*Written task*: Identify every line containing the word "балла" and reproduce each one.
--- START Raw records ---
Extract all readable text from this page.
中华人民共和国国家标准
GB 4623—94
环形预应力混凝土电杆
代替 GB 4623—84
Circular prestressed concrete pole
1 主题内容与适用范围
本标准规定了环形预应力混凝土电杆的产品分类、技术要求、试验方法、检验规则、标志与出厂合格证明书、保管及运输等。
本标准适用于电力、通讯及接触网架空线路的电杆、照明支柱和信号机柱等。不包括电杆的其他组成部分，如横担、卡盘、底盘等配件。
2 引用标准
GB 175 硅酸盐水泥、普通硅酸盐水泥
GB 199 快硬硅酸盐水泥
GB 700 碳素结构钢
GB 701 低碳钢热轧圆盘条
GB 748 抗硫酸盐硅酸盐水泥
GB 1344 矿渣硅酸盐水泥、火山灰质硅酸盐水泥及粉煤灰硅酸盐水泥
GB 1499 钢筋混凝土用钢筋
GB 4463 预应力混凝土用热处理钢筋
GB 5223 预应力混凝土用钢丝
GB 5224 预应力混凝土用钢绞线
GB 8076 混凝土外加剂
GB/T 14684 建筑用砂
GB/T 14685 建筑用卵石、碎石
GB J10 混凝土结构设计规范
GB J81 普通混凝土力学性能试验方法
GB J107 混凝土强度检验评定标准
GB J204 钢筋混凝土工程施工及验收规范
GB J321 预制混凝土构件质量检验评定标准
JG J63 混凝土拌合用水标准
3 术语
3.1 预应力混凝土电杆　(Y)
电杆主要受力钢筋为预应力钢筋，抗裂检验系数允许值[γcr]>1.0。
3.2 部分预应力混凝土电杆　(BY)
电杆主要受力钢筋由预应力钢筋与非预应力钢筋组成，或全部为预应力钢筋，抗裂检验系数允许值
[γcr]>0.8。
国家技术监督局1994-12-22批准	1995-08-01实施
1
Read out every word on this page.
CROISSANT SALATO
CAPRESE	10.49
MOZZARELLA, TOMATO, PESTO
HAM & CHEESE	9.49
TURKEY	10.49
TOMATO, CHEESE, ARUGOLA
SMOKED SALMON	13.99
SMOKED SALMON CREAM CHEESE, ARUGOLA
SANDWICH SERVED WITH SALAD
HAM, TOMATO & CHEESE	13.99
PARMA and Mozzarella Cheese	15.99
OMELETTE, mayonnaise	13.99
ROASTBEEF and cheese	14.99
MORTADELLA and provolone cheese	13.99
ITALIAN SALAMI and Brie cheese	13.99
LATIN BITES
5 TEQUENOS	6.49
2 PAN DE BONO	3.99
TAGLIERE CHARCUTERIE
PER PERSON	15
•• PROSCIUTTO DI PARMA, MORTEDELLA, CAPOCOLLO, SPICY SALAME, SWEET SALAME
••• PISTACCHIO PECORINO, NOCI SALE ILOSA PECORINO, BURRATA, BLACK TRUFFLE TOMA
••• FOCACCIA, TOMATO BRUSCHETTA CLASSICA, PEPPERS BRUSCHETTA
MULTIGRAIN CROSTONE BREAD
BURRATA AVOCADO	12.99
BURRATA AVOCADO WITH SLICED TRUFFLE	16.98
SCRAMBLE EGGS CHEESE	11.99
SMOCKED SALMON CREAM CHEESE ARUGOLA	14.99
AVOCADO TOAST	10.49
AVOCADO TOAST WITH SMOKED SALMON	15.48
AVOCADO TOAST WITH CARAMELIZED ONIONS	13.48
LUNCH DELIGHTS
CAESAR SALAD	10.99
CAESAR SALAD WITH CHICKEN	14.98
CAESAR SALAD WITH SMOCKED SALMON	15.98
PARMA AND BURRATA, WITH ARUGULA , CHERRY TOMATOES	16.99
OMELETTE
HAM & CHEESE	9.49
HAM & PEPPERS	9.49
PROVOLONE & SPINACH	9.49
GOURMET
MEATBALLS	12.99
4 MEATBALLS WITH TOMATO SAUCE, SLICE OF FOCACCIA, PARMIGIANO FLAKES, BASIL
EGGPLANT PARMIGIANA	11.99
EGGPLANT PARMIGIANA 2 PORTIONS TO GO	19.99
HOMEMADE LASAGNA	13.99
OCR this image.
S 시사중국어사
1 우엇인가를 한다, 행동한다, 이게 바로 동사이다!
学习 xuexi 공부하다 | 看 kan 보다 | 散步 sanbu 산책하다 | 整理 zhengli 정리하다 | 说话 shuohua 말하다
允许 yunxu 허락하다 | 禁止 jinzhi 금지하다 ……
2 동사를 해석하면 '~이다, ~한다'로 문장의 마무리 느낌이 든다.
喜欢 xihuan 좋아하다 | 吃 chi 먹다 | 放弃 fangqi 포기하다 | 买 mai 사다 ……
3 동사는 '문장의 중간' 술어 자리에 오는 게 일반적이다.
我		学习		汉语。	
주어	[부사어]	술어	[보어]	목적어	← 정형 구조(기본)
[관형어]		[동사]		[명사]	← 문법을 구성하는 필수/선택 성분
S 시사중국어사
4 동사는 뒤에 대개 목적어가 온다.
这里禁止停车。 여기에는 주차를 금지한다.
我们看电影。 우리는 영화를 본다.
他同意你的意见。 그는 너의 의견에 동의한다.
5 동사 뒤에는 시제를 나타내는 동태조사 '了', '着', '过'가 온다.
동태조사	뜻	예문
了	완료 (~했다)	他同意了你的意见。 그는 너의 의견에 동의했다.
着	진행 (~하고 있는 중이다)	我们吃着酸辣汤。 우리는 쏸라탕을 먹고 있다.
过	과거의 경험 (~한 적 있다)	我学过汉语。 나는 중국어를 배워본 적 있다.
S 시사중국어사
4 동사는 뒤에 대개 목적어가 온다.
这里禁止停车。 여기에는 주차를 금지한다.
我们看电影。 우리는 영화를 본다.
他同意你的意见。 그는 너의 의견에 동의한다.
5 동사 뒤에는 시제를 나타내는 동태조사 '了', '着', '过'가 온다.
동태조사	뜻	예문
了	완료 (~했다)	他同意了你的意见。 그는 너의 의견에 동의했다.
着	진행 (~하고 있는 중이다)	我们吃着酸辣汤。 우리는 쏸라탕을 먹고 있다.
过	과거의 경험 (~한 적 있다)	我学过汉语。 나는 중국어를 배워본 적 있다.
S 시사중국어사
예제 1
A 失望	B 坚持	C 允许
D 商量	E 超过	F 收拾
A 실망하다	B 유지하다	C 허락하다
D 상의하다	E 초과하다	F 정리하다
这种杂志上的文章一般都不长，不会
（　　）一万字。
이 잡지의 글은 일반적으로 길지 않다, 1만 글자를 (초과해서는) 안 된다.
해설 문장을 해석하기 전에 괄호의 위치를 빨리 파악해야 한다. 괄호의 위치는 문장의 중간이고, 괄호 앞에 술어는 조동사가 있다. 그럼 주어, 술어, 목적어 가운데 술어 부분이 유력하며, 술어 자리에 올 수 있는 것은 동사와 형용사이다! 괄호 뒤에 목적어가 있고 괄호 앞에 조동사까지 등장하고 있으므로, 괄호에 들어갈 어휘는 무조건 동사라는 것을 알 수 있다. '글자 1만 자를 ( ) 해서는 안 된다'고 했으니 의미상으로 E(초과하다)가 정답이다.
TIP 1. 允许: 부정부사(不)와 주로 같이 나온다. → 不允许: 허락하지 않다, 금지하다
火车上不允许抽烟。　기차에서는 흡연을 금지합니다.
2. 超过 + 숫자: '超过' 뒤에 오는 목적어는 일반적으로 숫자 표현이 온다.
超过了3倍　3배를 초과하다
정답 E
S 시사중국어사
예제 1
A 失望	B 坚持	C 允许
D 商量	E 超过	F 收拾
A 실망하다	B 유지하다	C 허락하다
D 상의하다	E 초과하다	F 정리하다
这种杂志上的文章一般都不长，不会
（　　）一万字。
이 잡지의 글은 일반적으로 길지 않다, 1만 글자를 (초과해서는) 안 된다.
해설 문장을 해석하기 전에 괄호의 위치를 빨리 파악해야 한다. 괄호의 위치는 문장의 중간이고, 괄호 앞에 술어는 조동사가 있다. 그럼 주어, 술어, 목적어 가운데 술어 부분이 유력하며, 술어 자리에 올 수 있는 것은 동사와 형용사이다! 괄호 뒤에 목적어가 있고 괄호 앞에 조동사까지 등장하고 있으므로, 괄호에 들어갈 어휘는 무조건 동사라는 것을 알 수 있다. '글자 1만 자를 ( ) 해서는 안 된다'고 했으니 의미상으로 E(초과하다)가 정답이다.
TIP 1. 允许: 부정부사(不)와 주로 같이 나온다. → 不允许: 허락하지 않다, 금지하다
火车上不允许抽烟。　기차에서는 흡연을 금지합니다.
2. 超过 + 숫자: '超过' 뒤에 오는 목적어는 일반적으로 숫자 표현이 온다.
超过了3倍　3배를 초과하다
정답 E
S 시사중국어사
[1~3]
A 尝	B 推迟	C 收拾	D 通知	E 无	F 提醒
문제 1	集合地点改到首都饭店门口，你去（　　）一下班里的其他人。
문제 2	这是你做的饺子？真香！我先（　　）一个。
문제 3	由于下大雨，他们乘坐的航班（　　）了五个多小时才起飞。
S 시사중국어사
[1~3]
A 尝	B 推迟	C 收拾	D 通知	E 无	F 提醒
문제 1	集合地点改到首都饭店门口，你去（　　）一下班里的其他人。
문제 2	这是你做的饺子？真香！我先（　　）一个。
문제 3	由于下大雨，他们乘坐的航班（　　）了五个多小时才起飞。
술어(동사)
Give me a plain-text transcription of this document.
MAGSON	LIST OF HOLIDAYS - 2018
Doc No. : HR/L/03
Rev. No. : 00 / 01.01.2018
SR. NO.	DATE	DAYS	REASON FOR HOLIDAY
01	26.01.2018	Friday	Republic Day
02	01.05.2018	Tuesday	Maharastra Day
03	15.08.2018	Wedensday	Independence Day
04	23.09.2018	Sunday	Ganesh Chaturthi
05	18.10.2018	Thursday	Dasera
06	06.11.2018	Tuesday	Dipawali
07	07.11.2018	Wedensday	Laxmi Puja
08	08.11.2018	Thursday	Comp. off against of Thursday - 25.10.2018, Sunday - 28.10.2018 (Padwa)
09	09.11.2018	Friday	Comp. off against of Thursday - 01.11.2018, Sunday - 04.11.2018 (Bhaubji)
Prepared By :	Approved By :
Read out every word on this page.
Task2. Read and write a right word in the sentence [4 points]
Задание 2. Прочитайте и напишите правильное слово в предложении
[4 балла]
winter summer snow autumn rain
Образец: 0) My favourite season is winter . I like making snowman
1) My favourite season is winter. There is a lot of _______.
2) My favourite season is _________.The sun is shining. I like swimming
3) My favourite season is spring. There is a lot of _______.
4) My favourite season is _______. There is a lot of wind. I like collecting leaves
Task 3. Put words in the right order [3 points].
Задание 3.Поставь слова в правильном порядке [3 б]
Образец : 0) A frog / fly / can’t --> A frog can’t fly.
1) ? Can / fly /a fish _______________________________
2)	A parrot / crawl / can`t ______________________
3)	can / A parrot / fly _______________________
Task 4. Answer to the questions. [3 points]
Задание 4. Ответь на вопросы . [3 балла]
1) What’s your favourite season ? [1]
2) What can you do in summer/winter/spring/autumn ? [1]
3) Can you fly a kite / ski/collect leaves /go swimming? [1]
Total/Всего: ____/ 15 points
--- END Raw records ---
*Reply to the task*:
[4 балла]
Задание 4. Ответь на вопросы . [3 балла]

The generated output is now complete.